Records excerpted from a collection:
[start]

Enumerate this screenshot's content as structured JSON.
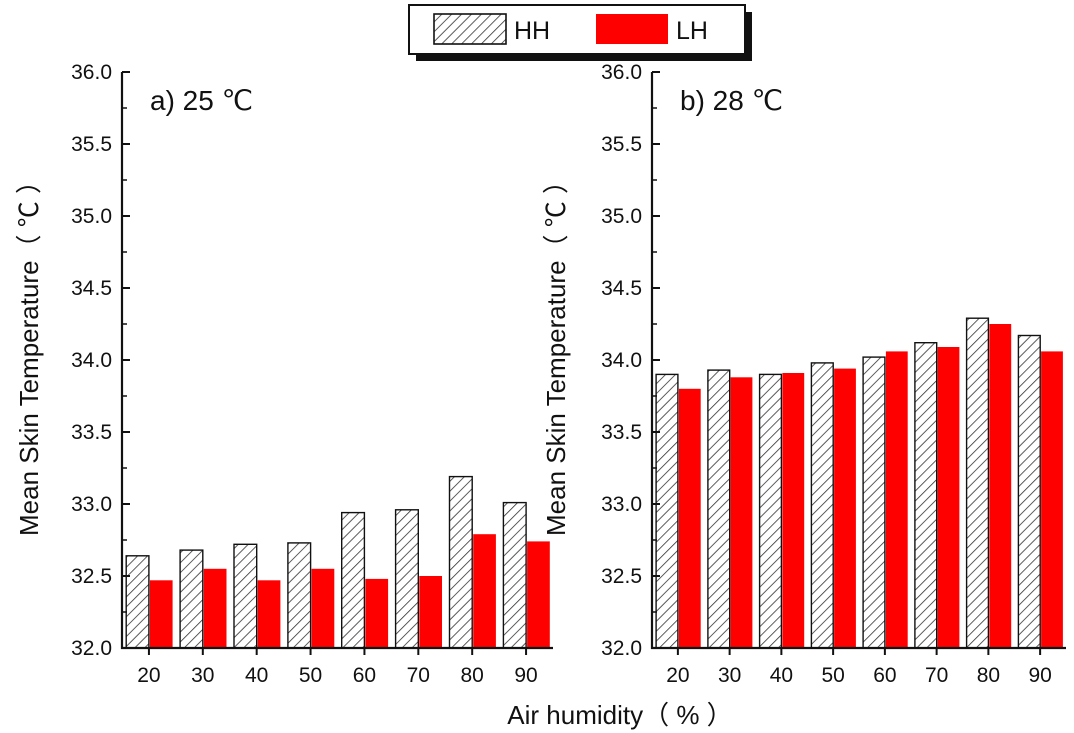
{
  "legend": {
    "items": [
      {
        "name": "HH",
        "pattern": "hatch",
        "color": "#ffffff"
      },
      {
        "name": "LH",
        "pattern": "solid",
        "color": "#ff0000"
      }
    ]
  },
  "xlabel": "Air humidity（ % ）",
  "chart_data": [
    {
      "type": "bar",
      "panel_label": "a) 25 ℃",
      "ylabel": "Mean Skin Temperature（ ℃ ）",
      "categories": [
        "20",
        "30",
        "40",
        "50",
        "60",
        "70",
        "80",
        "90"
      ],
      "ylim": [
        32.0,
        36.0
      ],
      "yticks": [
        "32.0",
        "32.5",
        "33.0",
        "33.5",
        "34.0",
        "34.5",
        "35.0",
        "35.5",
        "36.0"
      ],
      "series": [
        {
          "name": "HH",
          "values": [
            32.64,
            32.68,
            32.72,
            32.73,
            32.94,
            32.96,
            33.19,
            33.01
          ]
        },
        {
          "name": "LH",
          "values": [
            32.47,
            32.55,
            32.47,
            32.55,
            32.48,
            32.5,
            32.79,
            32.74
          ]
        }
      ]
    },
    {
      "type": "bar",
      "panel_label": "b) 28 ℃",
      "ylabel": "Mean Skin Temperature（ ℃ ）",
      "categories": [
        "20",
        "30",
        "40",
        "50",
        "60",
        "70",
        "80",
        "90"
      ],
      "ylim": [
        32.0,
        36.0
      ],
      "yticks": [
        "32.0",
        "32.5",
        "33.0",
        "33.5",
        "34.0",
        "34.5",
        "35.0",
        "35.5",
        "36.0"
      ],
      "series": [
        {
          "name": "HH",
          "values": [
            33.9,
            33.93,
            33.9,
            33.98,
            34.02,
            34.12,
            34.29,
            34.17
          ]
        },
        {
          "name": "LH",
          "values": [
            33.8,
            33.88,
            33.91,
            33.94,
            34.06,
            34.09,
            34.25,
            34.06
          ]
        }
      ]
    }
  ]
}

[end]

What this task involves:
Transcribe every entry word for word, but omit the pictures.

Problem solution:
Enumerate this screenshot's content as structured JSON.
{
  "legend": {
    "items": [
      {
        "name": "HH",
        "pattern": "hatch",
        "color": "#ffffff"
      },
      {
        "name": "LH",
        "pattern": "solid",
        "color": "#ff0000"
      }
    ]
  },
  "xlabel": "Air humidity（ % ）",
  "chart_data": [
    {
      "type": "bar",
      "panel_label": "a) 25 ℃",
      "ylabel": "Mean Skin Temperature（ ℃ ）",
      "categories": [
        "20",
        "30",
        "40",
        "50",
        "60",
        "70",
        "80",
        "90"
      ],
      "ylim": [
        32.0,
        36.0
      ],
      "yticks": [
        "32.0",
        "32.5",
        "33.0",
        "33.5",
        "34.0",
        "34.5",
        "35.0",
        "35.5",
        "36.0"
      ],
      "series": [
        {
          "name": "HH",
          "values": [
            32.64,
            32.68,
            32.72,
            32.73,
            32.94,
            32.96,
            33.19,
            33.01
          ]
        },
        {
          "name": "LH",
          "values": [
            32.47,
            32.55,
            32.47,
            32.55,
            32.48,
            32.5,
            32.79,
            32.74
          ]
        }
      ]
    },
    {
      "type": "bar",
      "panel_label": "b) 28 ℃",
      "ylabel": "Mean Skin Temperature（ ℃ ）",
      "categories": [
        "20",
        "30",
        "40",
        "50",
        "60",
        "70",
        "80",
        "90"
      ],
      "ylim": [
        32.0,
        36.0
      ],
      "yticks": [
        "32.0",
        "32.5",
        "33.0",
        "33.5",
        "34.0",
        "34.5",
        "35.0",
        "35.5",
        "36.0"
      ],
      "series": [
        {
          "name": "HH",
          "values": [
            33.9,
            33.93,
            33.9,
            33.98,
            34.02,
            34.12,
            34.29,
            34.17
          ]
        },
        {
          "name": "LH",
          "values": [
            33.8,
            33.88,
            33.91,
            33.94,
            34.06,
            34.09,
            34.25,
            34.06
          ]
        }
      ]
    }
  ]
}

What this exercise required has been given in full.